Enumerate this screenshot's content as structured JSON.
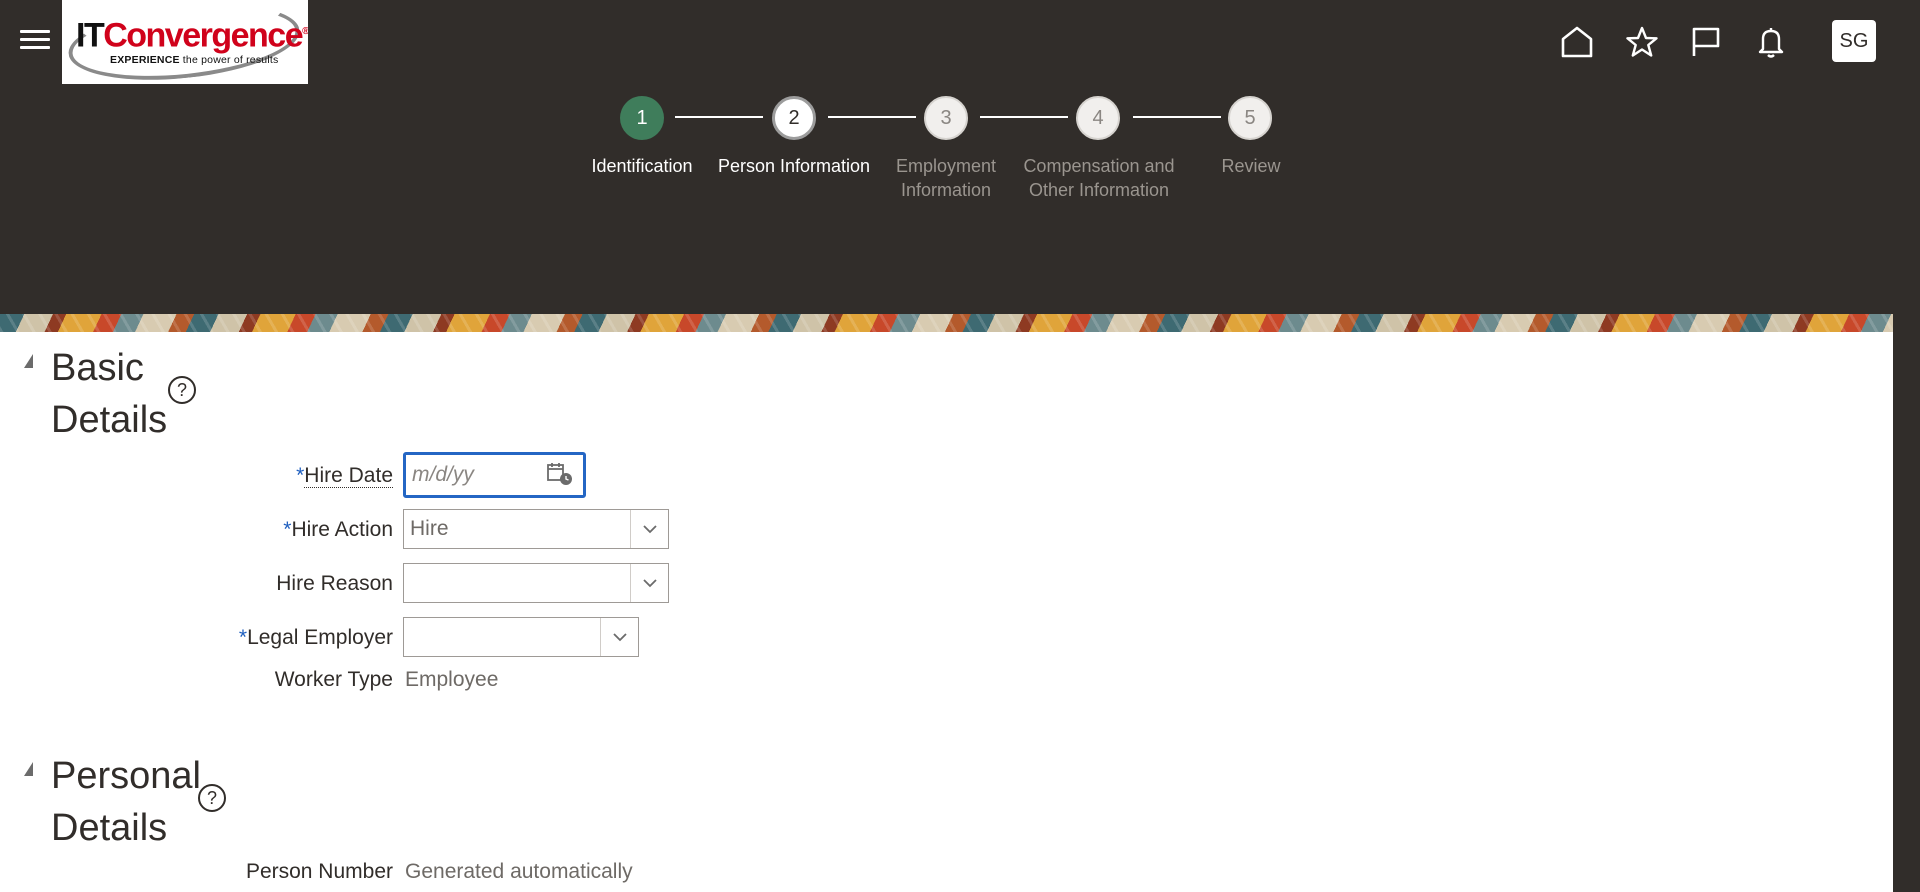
{
  "header": {
    "logo": {
      "brand_it": "IT",
      "brand_rest": "Convergence",
      "tagline_bold": "EXPERIENCE",
      "tagline_rest": " the power of results",
      "trademark": "®"
    },
    "avatar_initials": "SG",
    "icons": [
      "menu-icon",
      "home-icon",
      "favorites-icon",
      "flag-icon",
      "notifications-icon"
    ]
  },
  "train": {
    "steps": [
      {
        "number": "1",
        "label": "Identification",
        "state": "done"
      },
      {
        "number": "2",
        "label": "Person Information",
        "state": "current"
      },
      {
        "number": "3",
        "label": "Employment Information",
        "state": "future"
      },
      {
        "number": "4",
        "label": "Compensation and Other Information",
        "state": "future"
      },
      {
        "number": "5",
        "label": "Review",
        "state": "future"
      }
    ]
  },
  "basic_details": {
    "title": "Basic Details",
    "help": "?",
    "hire_date": {
      "label": "Hire Date",
      "required": "*",
      "placeholder": "m/d/yy"
    },
    "hire_action": {
      "label": "Hire Action",
      "required": "*",
      "value": "Hire"
    },
    "hire_reason": {
      "label": "Hire Reason",
      "value": ""
    },
    "legal_employer": {
      "label": "Legal Employer",
      "required": "*",
      "value": ""
    },
    "worker_type": {
      "label": "Worker Type",
      "value": "Employee"
    }
  },
  "personal_details": {
    "title": "Personal Details",
    "help": "?",
    "person_number": {
      "label": "Person Number",
      "value": "Generated automatically"
    }
  },
  "colors": {
    "header_bg": "#312d2a",
    "done_step": "#3f7d5b",
    "focus_border": "#2466c4",
    "required_star": "#1f5fbf"
  }
}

#### Task description
Report every line containing the word "value" from the listing above.

#### Final result
      "value": "Hire"
      "value": ""
      "value": ""
      "value": "Employee"
      "value": "Generated automatically"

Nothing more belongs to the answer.